# Collected data entries
┌────────
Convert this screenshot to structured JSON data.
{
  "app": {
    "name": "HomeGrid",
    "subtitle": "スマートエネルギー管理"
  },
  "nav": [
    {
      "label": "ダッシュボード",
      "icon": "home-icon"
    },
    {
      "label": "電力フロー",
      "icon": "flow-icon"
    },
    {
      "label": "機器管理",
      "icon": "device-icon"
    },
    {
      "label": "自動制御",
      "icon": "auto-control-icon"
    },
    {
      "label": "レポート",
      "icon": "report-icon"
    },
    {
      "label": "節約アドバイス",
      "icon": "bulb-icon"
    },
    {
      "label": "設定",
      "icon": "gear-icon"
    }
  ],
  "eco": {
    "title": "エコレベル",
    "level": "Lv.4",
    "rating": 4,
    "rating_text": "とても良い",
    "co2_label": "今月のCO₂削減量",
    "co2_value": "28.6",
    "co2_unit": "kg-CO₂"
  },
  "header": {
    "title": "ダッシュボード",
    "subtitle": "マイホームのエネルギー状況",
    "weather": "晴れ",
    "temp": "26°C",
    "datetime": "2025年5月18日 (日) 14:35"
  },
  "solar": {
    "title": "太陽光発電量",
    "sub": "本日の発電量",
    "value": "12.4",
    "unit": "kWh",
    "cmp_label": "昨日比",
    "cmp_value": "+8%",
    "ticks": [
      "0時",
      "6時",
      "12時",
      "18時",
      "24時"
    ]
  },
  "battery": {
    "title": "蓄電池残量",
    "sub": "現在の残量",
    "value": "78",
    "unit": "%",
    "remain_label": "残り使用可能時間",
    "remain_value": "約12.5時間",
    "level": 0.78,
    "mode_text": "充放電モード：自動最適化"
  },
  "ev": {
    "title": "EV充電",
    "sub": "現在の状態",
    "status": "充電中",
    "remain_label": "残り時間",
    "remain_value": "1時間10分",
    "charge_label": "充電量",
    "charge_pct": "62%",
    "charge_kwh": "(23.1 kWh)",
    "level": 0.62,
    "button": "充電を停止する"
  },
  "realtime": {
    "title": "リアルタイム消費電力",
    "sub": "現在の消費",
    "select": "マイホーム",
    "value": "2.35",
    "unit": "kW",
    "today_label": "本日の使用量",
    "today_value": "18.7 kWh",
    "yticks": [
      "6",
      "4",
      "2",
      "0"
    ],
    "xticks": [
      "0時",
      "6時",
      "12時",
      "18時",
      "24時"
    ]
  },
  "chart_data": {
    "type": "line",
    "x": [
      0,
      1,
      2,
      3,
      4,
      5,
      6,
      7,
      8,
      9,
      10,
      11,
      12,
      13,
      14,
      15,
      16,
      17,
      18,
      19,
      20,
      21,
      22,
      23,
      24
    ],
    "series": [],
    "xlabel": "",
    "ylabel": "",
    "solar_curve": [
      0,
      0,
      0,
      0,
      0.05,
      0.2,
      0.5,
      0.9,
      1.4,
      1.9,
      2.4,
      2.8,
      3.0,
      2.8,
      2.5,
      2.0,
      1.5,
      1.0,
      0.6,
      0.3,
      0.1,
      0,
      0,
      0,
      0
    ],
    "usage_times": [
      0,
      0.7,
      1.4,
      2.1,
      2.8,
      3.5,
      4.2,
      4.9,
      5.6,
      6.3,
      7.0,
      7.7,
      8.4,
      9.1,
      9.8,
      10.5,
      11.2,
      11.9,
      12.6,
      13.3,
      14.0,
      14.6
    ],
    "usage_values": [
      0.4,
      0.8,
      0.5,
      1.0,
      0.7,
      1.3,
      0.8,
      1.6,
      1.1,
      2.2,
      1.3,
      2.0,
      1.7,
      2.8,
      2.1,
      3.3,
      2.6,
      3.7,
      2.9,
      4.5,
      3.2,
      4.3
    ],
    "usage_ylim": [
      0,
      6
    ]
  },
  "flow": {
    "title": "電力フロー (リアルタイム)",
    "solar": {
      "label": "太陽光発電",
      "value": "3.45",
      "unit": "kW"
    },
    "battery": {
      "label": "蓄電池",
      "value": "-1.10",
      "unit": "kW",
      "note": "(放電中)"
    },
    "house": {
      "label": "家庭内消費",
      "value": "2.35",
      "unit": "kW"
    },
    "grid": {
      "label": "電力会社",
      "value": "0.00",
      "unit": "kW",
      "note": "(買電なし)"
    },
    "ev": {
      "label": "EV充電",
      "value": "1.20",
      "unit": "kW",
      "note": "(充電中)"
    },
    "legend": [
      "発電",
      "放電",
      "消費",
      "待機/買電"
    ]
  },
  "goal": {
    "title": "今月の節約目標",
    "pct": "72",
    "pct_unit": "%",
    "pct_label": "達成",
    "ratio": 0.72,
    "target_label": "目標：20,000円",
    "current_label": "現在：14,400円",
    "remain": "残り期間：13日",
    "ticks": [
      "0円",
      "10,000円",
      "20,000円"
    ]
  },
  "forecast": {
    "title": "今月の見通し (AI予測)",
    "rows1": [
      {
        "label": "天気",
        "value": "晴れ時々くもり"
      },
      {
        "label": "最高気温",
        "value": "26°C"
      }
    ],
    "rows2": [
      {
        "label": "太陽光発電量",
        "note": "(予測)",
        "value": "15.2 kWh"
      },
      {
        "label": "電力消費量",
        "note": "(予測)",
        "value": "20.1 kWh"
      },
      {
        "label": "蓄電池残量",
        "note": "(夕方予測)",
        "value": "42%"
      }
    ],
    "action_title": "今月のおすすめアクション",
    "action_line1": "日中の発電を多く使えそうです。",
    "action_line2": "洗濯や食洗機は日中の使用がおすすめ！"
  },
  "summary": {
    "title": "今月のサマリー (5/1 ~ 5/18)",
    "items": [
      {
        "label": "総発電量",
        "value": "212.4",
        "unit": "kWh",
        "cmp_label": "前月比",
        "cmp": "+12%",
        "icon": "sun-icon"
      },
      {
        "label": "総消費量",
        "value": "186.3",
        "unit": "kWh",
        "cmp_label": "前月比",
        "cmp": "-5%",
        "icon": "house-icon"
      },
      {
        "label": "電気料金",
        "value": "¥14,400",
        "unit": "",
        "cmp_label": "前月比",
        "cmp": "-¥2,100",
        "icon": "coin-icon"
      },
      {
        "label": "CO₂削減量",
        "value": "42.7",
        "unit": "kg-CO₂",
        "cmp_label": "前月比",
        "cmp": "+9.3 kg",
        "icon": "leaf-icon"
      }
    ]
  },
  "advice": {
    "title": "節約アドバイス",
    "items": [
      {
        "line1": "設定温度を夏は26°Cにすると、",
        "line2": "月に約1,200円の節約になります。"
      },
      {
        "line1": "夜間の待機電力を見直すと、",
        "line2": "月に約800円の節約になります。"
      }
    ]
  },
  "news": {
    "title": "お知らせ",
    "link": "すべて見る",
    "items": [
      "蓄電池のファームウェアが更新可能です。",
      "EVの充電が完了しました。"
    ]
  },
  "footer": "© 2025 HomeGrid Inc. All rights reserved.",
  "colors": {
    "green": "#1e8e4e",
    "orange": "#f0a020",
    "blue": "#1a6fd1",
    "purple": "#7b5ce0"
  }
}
└────────
# Work to complete
Please output the entire listing exactly as it stands.

# Task answer
Convert this screenshot to structured JSON data.
{
  "app": {
    "name": "HomeGrid",
    "subtitle": "スマートエネルギー管理"
  },
  "nav": [
    {
      "label": "ダッシュボード",
      "icon": "home-icon"
    },
    {
      "label": "電力フロー",
      "icon": "flow-icon"
    },
    {
      "label": "機器管理",
      "icon": "device-icon"
    },
    {
      "label": "自動制御",
      "icon": "auto-control-icon"
    },
    {
      "label": "レポート",
      "icon": "report-icon"
    },
    {
      "label": "節約アドバイス",
      "icon": "bulb-icon"
    },
    {
      "label": "設定",
      "icon": "gear-icon"
    }
  ],
  "eco": {
    "title": "エコレベル",
    "level": "Lv.4",
    "rating": 4,
    "rating_text": "とても良い",
    "co2_label": "今月のCO₂削減量",
    "co2_value": "28.6",
    "co2_unit": "kg-CO₂"
  },
  "header": {
    "title": "ダッシュボード",
    "subtitle": "マイホームのエネルギー状況",
    "weather": "晴れ",
    "temp": "26°C",
    "datetime": "2025年5月18日 (日) 14:35"
  },
  "solar": {
    "title": "太陽光発電量",
    "sub": "本日の発電量",
    "value": "12.4",
    "unit": "kWh",
    "cmp_label": "昨日比",
    "cmp_value": "+8%",
    "ticks": [
      "0時",
      "6時",
      "12時",
      "18時",
      "24時"
    ]
  },
  "battery": {
    "title": "蓄電池残量",
    "sub": "現在の残量",
    "value": "78",
    "unit": "%",
    "remain_label": "残り使用可能時間",
    "remain_value": "約12.5時間",
    "level": 0.78,
    "mode_text": "充放電モード：自動最適化"
  },
  "ev": {
    "title": "EV充電",
    "sub": "現在の状態",
    "status": "充電中",
    "remain_label": "残り時間",
    "remain_value": "1時間10分",
    "charge_label": "充電量",
    "charge_pct": "62%",
    "charge_kwh": "(23.1 kWh)",
    "level": 0.62,
    "button": "充電を停止する"
  },
  "realtime": {
    "title": "リアルタイム消費電力",
    "sub": "現在の消費",
    "select": "マイホーム",
    "value": "2.35",
    "unit": "kW",
    "today_label": "本日の使用量",
    "today_value": "18.7 kWh",
    "yticks": [
      "6",
      "4",
      "2",
      "0"
    ],
    "xticks": [
      "0時",
      "6時",
      "12時",
      "18時",
      "24時"
    ]
  },
  "chart_data": {
    "type": "line",
    "x": [
      0,
      1,
      2,
      3,
      4,
      5,
      6,
      7,
      8,
      9,
      10,
      11,
      12,
      13,
      14,
      15,
      16,
      17,
      18,
      19,
      20,
      21,
      22,
      23,
      24
    ],
    "series": [],
    "xlabel": "",
    "ylabel": "",
    "solar_curve": [
      0,
      0,
      0,
      0,
      0.05,
      0.2,
      0.5,
      0.9,
      1.4,
      1.9,
      2.4,
      2.8,
      3.0,
      2.8,
      2.5,
      2.0,
      1.5,
      1.0,
      0.6,
      0.3,
      0.1,
      0,
      0,
      0,
      0
    ],
    "usage_times": [
      0,
      0.7,
      1.4,
      2.1,
      2.8,
      3.5,
      4.2,
      4.9,
      5.6,
      6.3,
      7.0,
      7.7,
      8.4,
      9.1,
      9.8,
      10.5,
      11.2,
      11.9,
      12.6,
      13.3,
      14.0,
      14.6
    ],
    "usage_values": [
      0.4,
      0.8,
      0.5,
      1.0,
      0.7,
      1.3,
      0.8,
      1.6,
      1.1,
      2.2,
      1.3,
      2.0,
      1.7,
      2.8,
      2.1,
      3.3,
      2.6,
      3.7,
      2.9,
      4.5,
      3.2,
      4.3
    ],
    "usage_ylim": [
      0,
      6
    ]
  },
  "flow": {
    "title": "電力フロー (リアルタイム)",
    "solar": {
      "label": "太陽光発電",
      "value": "3.45",
      "unit": "kW"
    },
    "battery": {
      "label": "蓄電池",
      "value": "-1.10",
      "unit": "kW",
      "note": "(放電中)"
    },
    "house": {
      "label": "家庭内消費",
      "value": "2.35",
      "unit": "kW"
    },
    "grid": {
      "label": "電力会社",
      "value": "0.00",
      "unit": "kW",
      "note": "(買電なし)"
    },
    "ev": {
      "label": "EV充電",
      "value": "1.20",
      "unit": "kW",
      "note": "(充電中)"
    },
    "legend": [
      "発電",
      "放電",
      "消費",
      "待機/買電"
    ]
  },
  "goal": {
    "title": "今月の節約目標",
    "pct": "72",
    "pct_unit": "%",
    "pct_label": "達成",
    "ratio": 0.72,
    "target_label": "目標：20,000円",
    "current_label": "現在：14,400円",
    "remain": "残り期間：13日",
    "ticks": [
      "0円",
      "10,000円",
      "20,000円"
    ]
  },
  "forecast": {
    "title": "今月の見通し (AI予測)",
    "rows1": [
      {
        "label": "天気",
        "value": "晴れ時々くもり"
      },
      {
        "label": "最高気温",
        "value": "26°C"
      }
    ],
    "rows2": [
      {
        "label": "太陽光発電量",
        "note": "(予測)",
        "value": "15.2 kWh"
      },
      {
        "label": "電力消費量",
        "note": "(予測)",
        "value": "20.1 kWh"
      },
      {
        "label": "蓄電池残量",
        "note": "(夕方予測)",
        "value": "42%"
      }
    ],
    "action_title": "今月のおすすめアクション",
    "action_line1": "日中の発電を多く使えそうです。",
    "action_line2": "洗濯や食洗機は日中の使用がおすすめ！"
  },
  "summary": {
    "title": "今月のサマリー (5/1 ~ 5/18)",
    "items": [
      {
        "label": "総発電量",
        "value": "212.4",
        "unit": "kWh",
        "cmp_label": "前月比",
        "cmp": "+12%",
        "icon": "sun-icon"
      },
      {
        "label": "総消費量",
        "value": "186.3",
        "unit": "kWh",
        "cmp_label": "前月比",
        "cmp": "-5%",
        "icon": "house-icon"
      },
      {
        "label": "電気料金",
        "value": "¥14,400",
        "unit": "",
        "cmp_label": "前月比",
        "cmp": "-¥2,100",
        "icon": "coin-icon"
      },
      {
        "label": "CO₂削減量",
        "value": "42.7",
        "unit": "kg-CO₂",
        "cmp_label": "前月比",
        "cmp": "+9.3 kg",
        "icon": "leaf-icon"
      }
    ]
  },
  "advice": {
    "title": "節約アドバイス",
    "items": [
      {
        "line1": "設定温度を夏は26°Cにすると、",
        "line2": "月に約1,200円の節約になります。"
      },
      {
        "line1": "夜間の待機電力を見直すと、",
        "line2": "月に約800円の節約になります。"
      }
    ]
  },
  "news": {
    "title": "お知らせ",
    "link": "すべて見る",
    "items": [
      "蓄電池のファームウェアが更新可能です。",
      "EVの充電が完了しました。"
    ]
  },
  "footer": "© 2025 HomeGrid Inc. All rights reserved.",
  "colors": {
    "green": "#1e8e4e",
    "orange": "#f0a020",
    "blue": "#1a6fd1",
    "purple": "#7b5ce0"
  }
}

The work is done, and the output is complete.